▶ **Exercise**:
Below are records to transcribe exactly, without their pictures.

Start

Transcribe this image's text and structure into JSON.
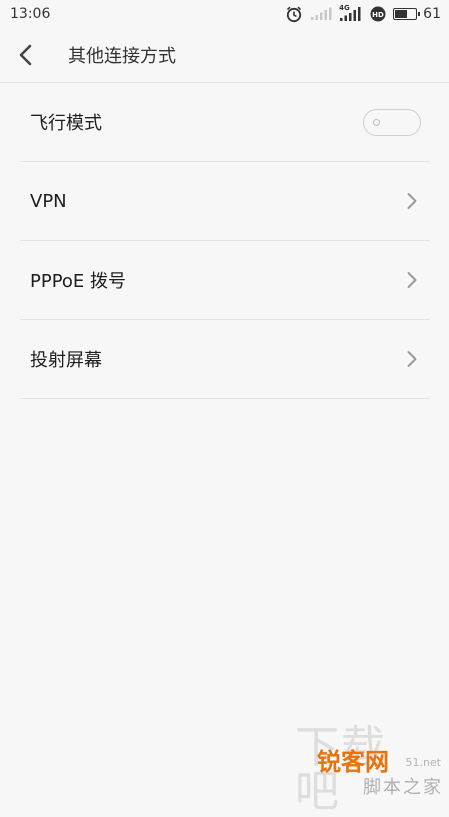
{
  "status_bar": {
    "time": "13:06",
    "network_label": "4G",
    "battery_level": "61",
    "battery_fraction": 0.61,
    "icons": [
      "alarm-icon",
      "signal-weak-icon",
      "signal-4g-icon",
      "hd-icon",
      "battery-icon"
    ]
  },
  "header": {
    "title": "其他连接方式",
    "back_icon": "chevron-left-icon"
  },
  "settings": {
    "airplane_mode": {
      "label": "飞行模式",
      "enabled": false
    },
    "items": [
      {
        "label": "VPN"
      },
      {
        "label": "PPPoE 拨号"
      },
      {
        "label": "投射屏幕"
      }
    ]
  },
  "watermark": {
    "ghost": "下载吧",
    "brand": "锐客网",
    "url": "51.net",
    "sub": "脚本之家"
  },
  "colors": {
    "background": "#f7f7f7",
    "divider": "#e2e2e2",
    "text": "#1e1e1e",
    "chevron": "#9a9a9a",
    "watermark_brand": "#e8730c"
  }
}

End

▶ **The result**:
Transcribe this image's text and structure into JSON.
{
  "status_bar": {
    "time": "13:06",
    "network_label": "4G",
    "battery_level": "61",
    "battery_fraction": 0.61,
    "icons": [
      "alarm-icon",
      "signal-weak-icon",
      "signal-4g-icon",
      "hd-icon",
      "battery-icon"
    ]
  },
  "header": {
    "title": "其他连接方式",
    "back_icon": "chevron-left-icon"
  },
  "settings": {
    "airplane_mode": {
      "label": "飞行模式",
      "enabled": false
    },
    "items": [
      {
        "label": "VPN"
      },
      {
        "label": "PPPoE 拨号"
      },
      {
        "label": "投射屏幕"
      }
    ]
  },
  "watermark": {
    "ghost": "下载吧",
    "brand": "锐客网",
    "url": "51.net",
    "sub": "脚本之家"
  },
  "colors": {
    "background": "#f7f7f7",
    "divider": "#e2e2e2",
    "text": "#1e1e1e",
    "chevron": "#9a9a9a",
    "watermark_brand": "#e8730c"
  }
}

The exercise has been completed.